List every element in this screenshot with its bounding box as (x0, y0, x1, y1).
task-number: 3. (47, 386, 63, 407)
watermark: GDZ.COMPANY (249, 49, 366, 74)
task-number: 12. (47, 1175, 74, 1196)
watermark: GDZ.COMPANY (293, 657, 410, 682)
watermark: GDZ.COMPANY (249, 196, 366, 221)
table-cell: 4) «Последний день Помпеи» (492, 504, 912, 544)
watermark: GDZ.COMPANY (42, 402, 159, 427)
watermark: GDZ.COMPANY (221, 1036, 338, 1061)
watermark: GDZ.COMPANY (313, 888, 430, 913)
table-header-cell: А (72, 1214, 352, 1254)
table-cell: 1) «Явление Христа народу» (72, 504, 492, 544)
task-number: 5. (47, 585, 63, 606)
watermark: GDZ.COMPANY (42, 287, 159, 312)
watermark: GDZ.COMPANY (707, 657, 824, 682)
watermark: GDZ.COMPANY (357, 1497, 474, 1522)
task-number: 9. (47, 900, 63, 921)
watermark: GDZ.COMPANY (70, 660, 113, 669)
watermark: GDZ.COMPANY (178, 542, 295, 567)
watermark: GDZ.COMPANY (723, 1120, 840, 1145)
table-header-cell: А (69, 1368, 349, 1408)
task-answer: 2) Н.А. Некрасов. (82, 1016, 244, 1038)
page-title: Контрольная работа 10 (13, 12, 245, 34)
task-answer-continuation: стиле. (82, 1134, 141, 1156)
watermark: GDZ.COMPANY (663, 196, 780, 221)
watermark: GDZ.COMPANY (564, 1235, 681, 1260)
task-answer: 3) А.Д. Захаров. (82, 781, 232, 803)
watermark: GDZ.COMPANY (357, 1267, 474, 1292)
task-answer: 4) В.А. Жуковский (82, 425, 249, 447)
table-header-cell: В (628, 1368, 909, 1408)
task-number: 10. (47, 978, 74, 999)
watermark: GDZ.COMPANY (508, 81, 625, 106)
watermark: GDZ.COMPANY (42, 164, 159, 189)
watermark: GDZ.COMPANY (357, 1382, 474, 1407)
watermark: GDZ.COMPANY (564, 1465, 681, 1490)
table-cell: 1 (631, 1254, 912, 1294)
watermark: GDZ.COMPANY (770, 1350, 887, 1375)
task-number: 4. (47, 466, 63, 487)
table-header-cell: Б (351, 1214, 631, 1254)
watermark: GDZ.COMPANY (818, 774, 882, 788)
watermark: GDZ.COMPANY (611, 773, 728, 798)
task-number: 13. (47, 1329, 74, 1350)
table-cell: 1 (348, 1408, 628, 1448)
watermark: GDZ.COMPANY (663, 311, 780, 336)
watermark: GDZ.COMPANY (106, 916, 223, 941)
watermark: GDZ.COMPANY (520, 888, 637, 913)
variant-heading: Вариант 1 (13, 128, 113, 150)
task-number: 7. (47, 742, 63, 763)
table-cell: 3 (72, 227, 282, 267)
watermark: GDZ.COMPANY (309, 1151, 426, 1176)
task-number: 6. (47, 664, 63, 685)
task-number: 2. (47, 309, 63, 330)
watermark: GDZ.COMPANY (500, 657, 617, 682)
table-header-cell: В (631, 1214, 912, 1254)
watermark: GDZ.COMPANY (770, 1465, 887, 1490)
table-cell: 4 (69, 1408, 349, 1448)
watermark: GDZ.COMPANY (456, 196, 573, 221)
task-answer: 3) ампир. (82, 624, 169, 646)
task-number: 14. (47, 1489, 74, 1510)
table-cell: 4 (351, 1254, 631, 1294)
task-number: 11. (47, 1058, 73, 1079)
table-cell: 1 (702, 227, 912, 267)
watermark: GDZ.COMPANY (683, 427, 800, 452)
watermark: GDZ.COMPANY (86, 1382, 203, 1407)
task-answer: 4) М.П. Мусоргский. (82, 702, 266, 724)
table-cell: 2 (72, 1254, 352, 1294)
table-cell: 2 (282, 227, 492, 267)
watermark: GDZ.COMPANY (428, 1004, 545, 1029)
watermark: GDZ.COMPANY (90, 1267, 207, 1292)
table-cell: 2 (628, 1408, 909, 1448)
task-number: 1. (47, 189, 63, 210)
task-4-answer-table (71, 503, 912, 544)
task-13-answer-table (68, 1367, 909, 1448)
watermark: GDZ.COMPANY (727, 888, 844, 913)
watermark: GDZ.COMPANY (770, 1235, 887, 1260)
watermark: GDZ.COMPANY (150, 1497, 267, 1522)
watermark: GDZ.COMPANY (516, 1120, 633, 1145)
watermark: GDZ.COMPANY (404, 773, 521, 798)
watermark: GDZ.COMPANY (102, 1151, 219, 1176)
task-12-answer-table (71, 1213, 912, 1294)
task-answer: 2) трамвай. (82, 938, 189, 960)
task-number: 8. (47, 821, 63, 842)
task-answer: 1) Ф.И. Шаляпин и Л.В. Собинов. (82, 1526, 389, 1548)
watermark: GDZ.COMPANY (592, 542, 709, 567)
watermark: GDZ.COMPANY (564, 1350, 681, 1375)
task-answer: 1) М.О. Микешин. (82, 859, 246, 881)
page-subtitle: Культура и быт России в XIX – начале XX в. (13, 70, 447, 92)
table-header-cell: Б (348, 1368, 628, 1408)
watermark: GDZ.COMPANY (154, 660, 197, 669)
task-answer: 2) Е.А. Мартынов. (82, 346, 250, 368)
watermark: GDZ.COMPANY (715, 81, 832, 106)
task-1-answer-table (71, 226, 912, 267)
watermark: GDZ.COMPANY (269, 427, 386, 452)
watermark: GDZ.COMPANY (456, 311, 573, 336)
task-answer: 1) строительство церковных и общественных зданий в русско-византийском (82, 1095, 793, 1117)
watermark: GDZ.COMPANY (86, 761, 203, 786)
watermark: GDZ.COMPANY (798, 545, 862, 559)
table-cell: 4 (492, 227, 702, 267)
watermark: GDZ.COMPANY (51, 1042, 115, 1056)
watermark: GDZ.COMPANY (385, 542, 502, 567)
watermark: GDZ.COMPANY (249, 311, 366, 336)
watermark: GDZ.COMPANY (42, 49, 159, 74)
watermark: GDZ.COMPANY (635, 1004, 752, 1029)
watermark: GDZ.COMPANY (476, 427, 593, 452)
++++++++++
YOUR INSTRUCTIONS
Return each line of the entries above that contains the string "page".

CORRECT RESPONSE
page-title: Контрольная работа 10 (13, 12, 245, 34)
page-subtitle: Культура и быт России в XIX – начале XX в. (13, 70, 447, 92)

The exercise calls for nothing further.